(Items from a figure collection)
* start *
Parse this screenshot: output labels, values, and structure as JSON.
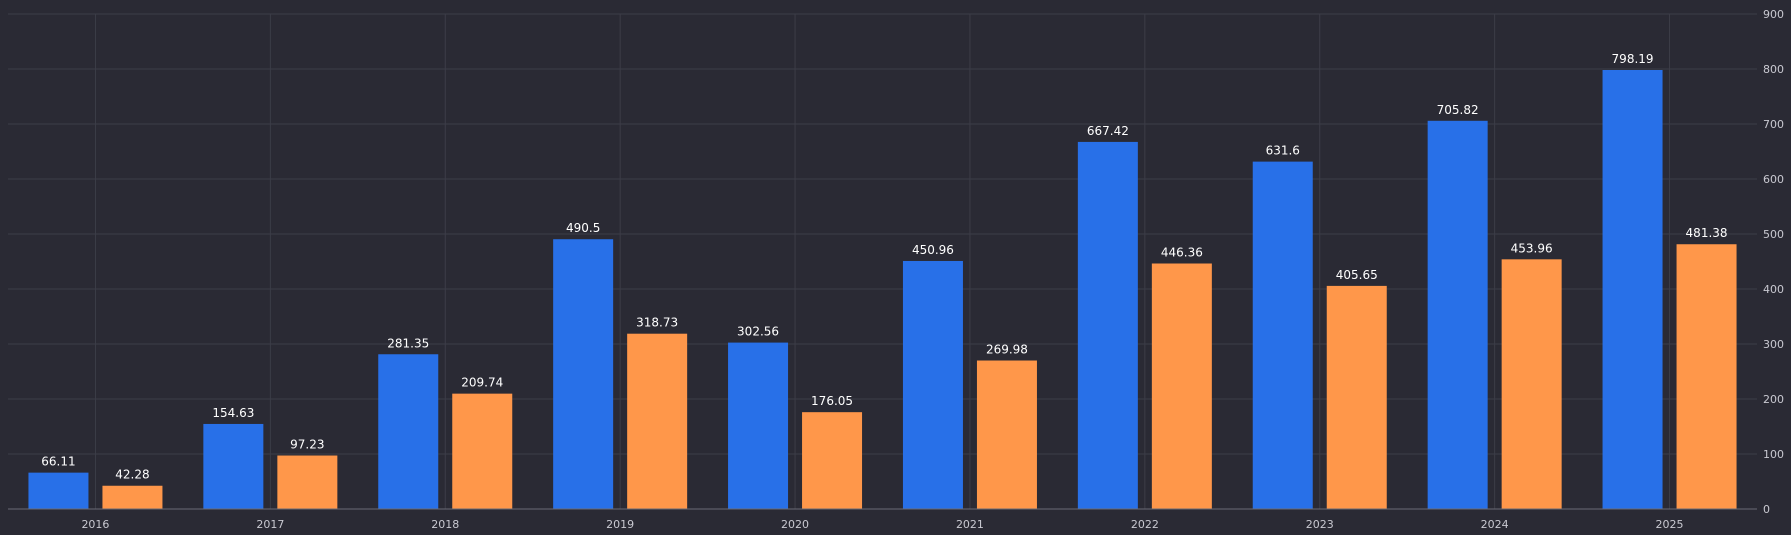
{
  "chart_data": {
    "type": "bar",
    "categories": [
      "2016",
      "2017",
      "2018",
      "2019",
      "2020",
      "2021",
      "2022",
      "2023",
      "2024",
      "2025"
    ],
    "series": [
      {
        "values": [
          66.11,
          154.63,
          281.35,
          490.5,
          302.56,
          450.96,
          667.42,
          631.6,
          705.82,
          798.19
        ],
        "color": "#2870e8"
      },
      {
        "values": [
          42.28,
          97.23,
          209.74,
          318.73,
          176.05,
          269.98,
          446.36,
          405.65,
          453.96,
          481.38
        ],
        "color": "#ff974a"
      }
    ],
    "yticks": [
      "0",
      "100",
      "200",
      "300",
      "400",
      "500",
      "600",
      "700",
      "800",
      "900"
    ],
    "ylim": [
      0,
      900
    ],
    "y_axis_side": "right",
    "grid": true,
    "legend": "none",
    "title": "",
    "xlabel": "",
    "ylabel": "",
    "colors": {
      "background": "#2a2a34",
      "grid": "#3c3d48",
      "text": "#c9c9d1",
      "label": "#ffffff"
    }
  }
}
* end *
## EXERCISE REQUIREMENTS:
Copy out the listing exactly as it stands, but not the pictures.

## FULL OUTPUT:
Parse this screenshot: output labels, values, and structure as JSON.
{
  "chart_data": {
    "type": "bar",
    "categories": [
      "2016",
      "2017",
      "2018",
      "2019",
      "2020",
      "2021",
      "2022",
      "2023",
      "2024",
      "2025"
    ],
    "series": [
      {
        "values": [
          66.11,
          154.63,
          281.35,
          490.5,
          302.56,
          450.96,
          667.42,
          631.6,
          705.82,
          798.19
        ],
        "color": "#2870e8"
      },
      {
        "values": [
          42.28,
          97.23,
          209.74,
          318.73,
          176.05,
          269.98,
          446.36,
          405.65,
          453.96,
          481.38
        ],
        "color": "#ff974a"
      }
    ],
    "yticks": [
      "0",
      "100",
      "200",
      "300",
      "400",
      "500",
      "600",
      "700",
      "800",
      "900"
    ],
    "ylim": [
      0,
      900
    ],
    "y_axis_side": "right",
    "grid": true,
    "legend": "none",
    "title": "",
    "xlabel": "",
    "ylabel": "",
    "colors": {
      "background": "#2a2a34",
      "grid": "#3c3d48",
      "text": "#c9c9d1",
      "label": "#ffffff"
    }
  }
}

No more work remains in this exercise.